[Dataset entries]
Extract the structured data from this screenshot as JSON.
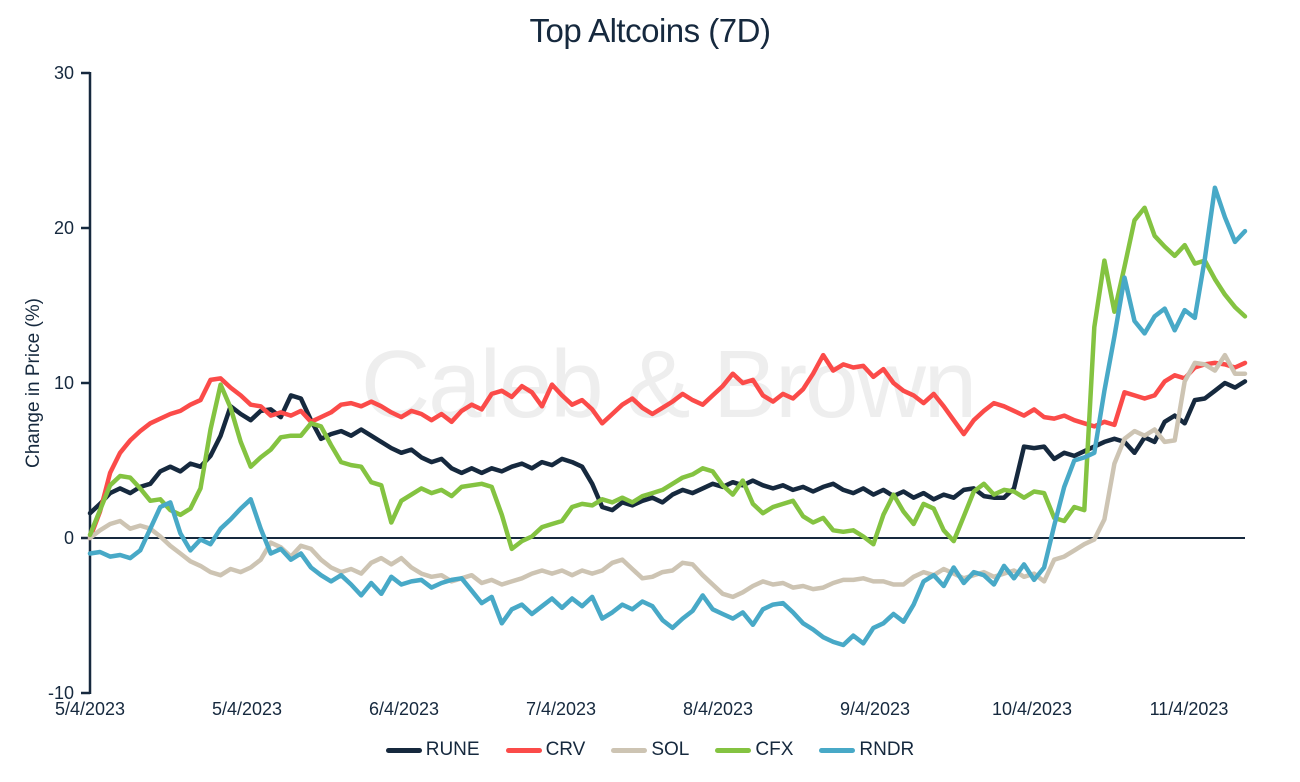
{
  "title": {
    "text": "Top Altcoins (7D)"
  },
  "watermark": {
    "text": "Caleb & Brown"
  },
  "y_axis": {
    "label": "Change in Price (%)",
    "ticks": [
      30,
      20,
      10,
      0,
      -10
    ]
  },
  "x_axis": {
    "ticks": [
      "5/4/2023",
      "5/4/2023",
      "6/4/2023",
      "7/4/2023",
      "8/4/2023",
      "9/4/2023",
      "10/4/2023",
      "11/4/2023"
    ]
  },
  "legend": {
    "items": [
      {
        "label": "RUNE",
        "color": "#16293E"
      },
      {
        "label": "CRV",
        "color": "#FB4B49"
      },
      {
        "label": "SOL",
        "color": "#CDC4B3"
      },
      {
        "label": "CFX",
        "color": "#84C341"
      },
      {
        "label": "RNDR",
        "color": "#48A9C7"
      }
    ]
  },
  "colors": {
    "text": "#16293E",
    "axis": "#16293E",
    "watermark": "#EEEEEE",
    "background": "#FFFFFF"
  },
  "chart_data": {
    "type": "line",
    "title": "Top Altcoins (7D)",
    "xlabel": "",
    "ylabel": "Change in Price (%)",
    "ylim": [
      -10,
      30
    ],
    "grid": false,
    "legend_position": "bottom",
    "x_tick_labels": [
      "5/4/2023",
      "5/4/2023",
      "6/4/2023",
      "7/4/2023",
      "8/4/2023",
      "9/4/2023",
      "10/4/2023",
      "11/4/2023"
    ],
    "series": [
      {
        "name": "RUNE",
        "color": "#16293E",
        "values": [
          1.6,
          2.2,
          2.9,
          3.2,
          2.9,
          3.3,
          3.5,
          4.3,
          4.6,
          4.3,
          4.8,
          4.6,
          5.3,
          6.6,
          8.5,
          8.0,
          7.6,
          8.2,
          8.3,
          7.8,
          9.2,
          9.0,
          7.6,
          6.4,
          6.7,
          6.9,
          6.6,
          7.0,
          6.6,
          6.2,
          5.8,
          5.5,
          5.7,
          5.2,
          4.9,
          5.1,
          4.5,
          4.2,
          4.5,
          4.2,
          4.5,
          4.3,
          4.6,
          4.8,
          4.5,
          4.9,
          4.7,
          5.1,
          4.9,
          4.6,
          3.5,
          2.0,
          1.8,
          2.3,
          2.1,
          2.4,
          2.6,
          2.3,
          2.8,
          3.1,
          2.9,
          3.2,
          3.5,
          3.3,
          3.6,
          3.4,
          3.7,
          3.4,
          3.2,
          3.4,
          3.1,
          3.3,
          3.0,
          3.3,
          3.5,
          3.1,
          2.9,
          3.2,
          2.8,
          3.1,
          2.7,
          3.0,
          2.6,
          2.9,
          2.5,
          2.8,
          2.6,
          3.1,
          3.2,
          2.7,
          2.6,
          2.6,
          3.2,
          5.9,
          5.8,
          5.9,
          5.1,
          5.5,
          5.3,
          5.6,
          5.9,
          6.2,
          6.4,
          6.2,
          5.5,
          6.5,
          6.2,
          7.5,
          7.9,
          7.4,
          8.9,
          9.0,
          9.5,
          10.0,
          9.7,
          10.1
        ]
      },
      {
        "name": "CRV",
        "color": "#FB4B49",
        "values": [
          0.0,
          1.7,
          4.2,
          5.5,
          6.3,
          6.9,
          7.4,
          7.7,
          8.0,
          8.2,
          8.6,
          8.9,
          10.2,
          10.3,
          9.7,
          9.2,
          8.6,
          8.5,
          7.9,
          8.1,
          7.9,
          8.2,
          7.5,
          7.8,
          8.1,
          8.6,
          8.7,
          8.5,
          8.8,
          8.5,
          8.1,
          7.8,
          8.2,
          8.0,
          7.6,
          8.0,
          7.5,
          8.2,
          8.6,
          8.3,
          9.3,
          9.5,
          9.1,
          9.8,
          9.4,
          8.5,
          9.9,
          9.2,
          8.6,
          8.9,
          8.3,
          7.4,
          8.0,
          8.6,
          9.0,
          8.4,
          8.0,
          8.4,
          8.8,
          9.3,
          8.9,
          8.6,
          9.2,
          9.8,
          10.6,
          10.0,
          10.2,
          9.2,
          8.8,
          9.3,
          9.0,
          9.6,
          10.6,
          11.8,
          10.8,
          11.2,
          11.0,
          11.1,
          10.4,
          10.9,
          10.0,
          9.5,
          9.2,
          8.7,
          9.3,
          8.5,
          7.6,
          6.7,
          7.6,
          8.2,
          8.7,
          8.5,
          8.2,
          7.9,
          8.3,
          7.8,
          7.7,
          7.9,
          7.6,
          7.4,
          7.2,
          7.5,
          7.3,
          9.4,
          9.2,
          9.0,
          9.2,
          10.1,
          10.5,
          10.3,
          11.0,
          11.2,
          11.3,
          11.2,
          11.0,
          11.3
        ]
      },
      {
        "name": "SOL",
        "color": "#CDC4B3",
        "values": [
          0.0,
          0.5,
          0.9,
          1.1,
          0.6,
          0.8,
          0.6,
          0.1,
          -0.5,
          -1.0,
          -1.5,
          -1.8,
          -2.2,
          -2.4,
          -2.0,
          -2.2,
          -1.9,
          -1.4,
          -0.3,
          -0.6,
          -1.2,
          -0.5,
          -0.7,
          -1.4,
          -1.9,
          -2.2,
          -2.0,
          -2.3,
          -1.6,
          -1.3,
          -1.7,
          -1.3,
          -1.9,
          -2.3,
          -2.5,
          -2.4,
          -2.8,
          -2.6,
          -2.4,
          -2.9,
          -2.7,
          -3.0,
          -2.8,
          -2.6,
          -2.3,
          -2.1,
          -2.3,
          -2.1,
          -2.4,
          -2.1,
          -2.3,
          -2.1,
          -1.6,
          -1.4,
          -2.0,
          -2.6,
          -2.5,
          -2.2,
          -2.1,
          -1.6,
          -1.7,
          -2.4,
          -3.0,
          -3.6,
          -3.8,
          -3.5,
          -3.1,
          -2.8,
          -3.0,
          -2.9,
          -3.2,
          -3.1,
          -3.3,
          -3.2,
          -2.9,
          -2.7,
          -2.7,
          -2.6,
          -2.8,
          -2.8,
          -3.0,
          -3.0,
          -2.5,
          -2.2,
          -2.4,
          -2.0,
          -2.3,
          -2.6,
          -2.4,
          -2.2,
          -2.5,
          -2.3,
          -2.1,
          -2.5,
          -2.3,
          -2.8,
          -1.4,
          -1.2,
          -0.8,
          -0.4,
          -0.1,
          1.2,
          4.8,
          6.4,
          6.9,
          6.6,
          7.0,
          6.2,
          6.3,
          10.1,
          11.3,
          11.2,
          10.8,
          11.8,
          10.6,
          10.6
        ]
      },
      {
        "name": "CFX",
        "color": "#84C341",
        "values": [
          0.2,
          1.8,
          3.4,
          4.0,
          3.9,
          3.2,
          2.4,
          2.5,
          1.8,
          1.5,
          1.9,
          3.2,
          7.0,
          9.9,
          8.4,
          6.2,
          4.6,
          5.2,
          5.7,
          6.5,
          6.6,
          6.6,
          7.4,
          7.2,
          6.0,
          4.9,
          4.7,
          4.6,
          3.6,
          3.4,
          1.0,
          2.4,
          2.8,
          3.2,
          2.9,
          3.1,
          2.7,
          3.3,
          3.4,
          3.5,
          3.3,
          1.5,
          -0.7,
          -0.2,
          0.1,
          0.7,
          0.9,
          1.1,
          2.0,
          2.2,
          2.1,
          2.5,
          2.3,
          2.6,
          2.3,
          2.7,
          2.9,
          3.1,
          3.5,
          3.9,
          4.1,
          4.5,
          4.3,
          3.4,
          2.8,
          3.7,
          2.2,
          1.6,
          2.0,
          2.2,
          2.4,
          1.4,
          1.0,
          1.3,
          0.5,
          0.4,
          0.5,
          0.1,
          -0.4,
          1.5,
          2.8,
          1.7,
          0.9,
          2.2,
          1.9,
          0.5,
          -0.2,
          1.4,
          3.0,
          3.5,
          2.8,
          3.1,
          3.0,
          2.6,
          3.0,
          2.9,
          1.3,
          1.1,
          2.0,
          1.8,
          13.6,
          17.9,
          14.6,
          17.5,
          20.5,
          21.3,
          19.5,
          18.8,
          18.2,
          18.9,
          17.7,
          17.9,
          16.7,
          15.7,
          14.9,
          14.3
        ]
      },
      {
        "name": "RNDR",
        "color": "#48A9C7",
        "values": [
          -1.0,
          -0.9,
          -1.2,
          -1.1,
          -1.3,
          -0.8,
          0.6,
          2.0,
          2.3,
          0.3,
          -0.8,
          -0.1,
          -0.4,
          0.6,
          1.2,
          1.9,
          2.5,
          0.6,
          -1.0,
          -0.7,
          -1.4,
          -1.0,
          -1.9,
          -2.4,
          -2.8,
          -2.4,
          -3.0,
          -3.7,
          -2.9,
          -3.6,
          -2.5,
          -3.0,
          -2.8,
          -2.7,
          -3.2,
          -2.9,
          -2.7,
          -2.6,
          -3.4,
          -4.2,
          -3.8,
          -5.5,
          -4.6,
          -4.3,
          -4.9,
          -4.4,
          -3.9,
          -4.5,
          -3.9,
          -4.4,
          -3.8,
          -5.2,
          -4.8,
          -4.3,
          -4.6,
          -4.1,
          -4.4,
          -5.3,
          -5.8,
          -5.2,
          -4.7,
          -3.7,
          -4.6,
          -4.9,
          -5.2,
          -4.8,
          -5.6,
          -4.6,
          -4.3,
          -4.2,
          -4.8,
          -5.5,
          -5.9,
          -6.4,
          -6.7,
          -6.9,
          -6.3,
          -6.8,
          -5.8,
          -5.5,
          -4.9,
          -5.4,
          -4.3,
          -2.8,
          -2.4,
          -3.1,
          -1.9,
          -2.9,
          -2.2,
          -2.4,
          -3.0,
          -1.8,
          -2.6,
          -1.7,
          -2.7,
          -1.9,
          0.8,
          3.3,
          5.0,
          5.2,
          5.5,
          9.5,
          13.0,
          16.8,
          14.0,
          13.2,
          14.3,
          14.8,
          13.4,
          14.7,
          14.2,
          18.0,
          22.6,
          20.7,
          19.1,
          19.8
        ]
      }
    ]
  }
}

---

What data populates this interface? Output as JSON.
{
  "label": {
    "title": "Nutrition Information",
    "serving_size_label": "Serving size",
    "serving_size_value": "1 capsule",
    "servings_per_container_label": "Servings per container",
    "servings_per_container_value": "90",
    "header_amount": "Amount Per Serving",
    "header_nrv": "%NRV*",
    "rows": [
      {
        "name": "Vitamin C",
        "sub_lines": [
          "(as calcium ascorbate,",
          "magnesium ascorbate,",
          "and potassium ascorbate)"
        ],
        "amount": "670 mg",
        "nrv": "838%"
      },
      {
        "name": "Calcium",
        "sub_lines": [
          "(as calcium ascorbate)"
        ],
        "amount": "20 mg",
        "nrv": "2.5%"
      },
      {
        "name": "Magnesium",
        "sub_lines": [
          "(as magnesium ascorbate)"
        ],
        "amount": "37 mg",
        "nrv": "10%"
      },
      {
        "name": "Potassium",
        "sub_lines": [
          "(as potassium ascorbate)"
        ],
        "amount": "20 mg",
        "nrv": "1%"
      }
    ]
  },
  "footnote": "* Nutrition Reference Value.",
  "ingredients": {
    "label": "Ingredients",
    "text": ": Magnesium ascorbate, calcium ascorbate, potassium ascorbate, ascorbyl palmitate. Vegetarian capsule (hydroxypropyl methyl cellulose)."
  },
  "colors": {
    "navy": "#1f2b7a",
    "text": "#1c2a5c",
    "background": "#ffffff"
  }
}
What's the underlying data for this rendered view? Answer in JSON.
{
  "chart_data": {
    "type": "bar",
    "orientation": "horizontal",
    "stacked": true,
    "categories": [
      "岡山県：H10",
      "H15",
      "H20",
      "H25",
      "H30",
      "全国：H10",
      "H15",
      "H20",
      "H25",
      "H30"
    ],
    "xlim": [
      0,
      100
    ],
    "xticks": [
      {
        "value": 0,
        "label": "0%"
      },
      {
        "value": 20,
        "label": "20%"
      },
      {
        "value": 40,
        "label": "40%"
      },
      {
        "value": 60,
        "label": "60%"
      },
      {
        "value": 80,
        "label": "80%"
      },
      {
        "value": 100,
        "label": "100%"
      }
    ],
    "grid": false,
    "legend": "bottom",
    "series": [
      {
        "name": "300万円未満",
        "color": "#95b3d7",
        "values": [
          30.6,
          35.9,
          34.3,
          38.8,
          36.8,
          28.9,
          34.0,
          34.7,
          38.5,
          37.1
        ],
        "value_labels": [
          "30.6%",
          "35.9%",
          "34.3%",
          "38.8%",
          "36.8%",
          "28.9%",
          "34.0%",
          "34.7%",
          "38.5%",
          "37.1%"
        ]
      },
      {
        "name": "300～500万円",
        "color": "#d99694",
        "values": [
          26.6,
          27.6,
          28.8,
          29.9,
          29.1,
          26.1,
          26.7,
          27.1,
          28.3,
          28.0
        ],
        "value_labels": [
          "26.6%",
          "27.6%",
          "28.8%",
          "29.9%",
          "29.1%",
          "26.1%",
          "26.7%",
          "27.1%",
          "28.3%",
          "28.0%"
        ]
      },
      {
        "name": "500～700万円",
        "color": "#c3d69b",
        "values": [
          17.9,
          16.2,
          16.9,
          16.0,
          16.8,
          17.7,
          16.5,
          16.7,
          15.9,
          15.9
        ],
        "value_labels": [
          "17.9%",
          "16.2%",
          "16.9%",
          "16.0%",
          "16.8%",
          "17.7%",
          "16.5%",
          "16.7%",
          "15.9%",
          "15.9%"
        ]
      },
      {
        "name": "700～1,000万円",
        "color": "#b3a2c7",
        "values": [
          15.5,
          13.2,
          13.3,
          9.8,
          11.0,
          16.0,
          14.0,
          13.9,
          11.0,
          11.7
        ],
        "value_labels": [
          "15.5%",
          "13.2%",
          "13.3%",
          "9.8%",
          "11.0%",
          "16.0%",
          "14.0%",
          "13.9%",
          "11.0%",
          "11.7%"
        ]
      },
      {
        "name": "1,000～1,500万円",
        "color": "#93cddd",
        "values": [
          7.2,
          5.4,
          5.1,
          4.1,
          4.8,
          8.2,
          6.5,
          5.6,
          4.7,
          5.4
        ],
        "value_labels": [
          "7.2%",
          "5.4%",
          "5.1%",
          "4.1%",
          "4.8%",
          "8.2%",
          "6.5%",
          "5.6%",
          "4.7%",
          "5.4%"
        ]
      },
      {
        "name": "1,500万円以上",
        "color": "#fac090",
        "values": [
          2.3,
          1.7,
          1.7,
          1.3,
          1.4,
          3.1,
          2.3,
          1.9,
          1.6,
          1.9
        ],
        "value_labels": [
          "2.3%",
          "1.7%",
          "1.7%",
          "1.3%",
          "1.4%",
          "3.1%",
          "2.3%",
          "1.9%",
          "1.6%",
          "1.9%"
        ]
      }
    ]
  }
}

» Problem statement:
Reply with one number only: how many lines of the listing hold "JSON"?

» Correct result:
3